■ **Written request**
Your task is to print all of the material verbatim.
# # # # # # #
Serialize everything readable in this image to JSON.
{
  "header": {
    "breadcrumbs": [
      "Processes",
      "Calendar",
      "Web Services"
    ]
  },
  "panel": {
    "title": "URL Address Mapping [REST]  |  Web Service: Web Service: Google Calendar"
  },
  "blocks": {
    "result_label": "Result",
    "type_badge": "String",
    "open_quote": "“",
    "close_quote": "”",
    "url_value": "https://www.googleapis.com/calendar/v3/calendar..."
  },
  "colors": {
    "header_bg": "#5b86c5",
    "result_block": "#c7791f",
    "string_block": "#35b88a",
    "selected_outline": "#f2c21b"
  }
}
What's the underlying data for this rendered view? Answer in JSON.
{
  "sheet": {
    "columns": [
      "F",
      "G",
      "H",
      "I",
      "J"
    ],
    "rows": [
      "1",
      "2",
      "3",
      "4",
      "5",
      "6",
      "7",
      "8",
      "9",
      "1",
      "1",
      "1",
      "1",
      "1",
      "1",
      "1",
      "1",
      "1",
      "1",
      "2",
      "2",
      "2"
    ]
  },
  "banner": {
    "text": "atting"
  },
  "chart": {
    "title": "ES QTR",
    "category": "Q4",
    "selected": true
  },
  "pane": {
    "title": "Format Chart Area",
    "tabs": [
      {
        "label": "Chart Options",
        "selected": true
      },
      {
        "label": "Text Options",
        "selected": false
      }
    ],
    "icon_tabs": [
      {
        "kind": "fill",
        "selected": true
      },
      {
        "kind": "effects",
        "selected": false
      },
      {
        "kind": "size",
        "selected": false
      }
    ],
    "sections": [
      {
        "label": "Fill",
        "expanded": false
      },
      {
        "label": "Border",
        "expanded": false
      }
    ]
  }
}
# # # # # # #
■ **Task solution**
Serialize everything readable in this image to JSON.
{
  "header": {
    "breadcrumbs": [
      "Processes",
      "Calendar",
      "Web Services"
    ]
  },
  "panel": {
    "title": "URL Address Mapping [REST]  |  Web Service: Web Service: Google Calendar"
  },
  "blocks": {
    "result_label": "Result",
    "type_badge": "String",
    "open_quote": "“",
    "close_quote": "”",
    "url_value": "https://www.googleapis.com/calendar/v3/calendar..."
  },
  "colors": {
    "header_bg": "#5b86c5",
    "result_block": "#c7791f",
    "string_block": "#35b88a",
    "selected_outline": "#f2c21b"
  }
}
What's the underlying data for this rendered view? Answer in JSON.
{
  "sheet": {
    "columns": [
      "F",
      "G",
      "H",
      "I",
      "J"
    ],
    "rows": [
      "1",
      "2",
      "3",
      "4",
      "5",
      "6",
      "7",
      "8",
      "9",
      "1",
      "1",
      "1",
      "1",
      "1",
      "1",
      "1",
      "1",
      "1",
      "1",
      "2",
      "2",
      "2"
    ]
  },
  "banner": {
    "text": "atting"
  },
  "chart": {
    "title": "ES QTR",
    "category": "Q4",
    "selected": true
  },
  "pane": {
    "title": "Format Chart Area",
    "tabs": [
      {
        "label": "Chart Options",
        "selected": true
      },
      {
        "label": "Text Options",
        "selected": false
      }
    ],
    "icon_tabs": [
      {
        "kind": "fill",
        "selected": true
      },
      {
        "kind": "effects",
        "selected": false
      },
      {
        "kind": "size",
        "selected": false
      }
    ],
    "sections": [
      {
        "label": "Fill",
        "expanded": false
      },
      {
        "label": "Border",
        "expanded": false
      }
    ]
  }
}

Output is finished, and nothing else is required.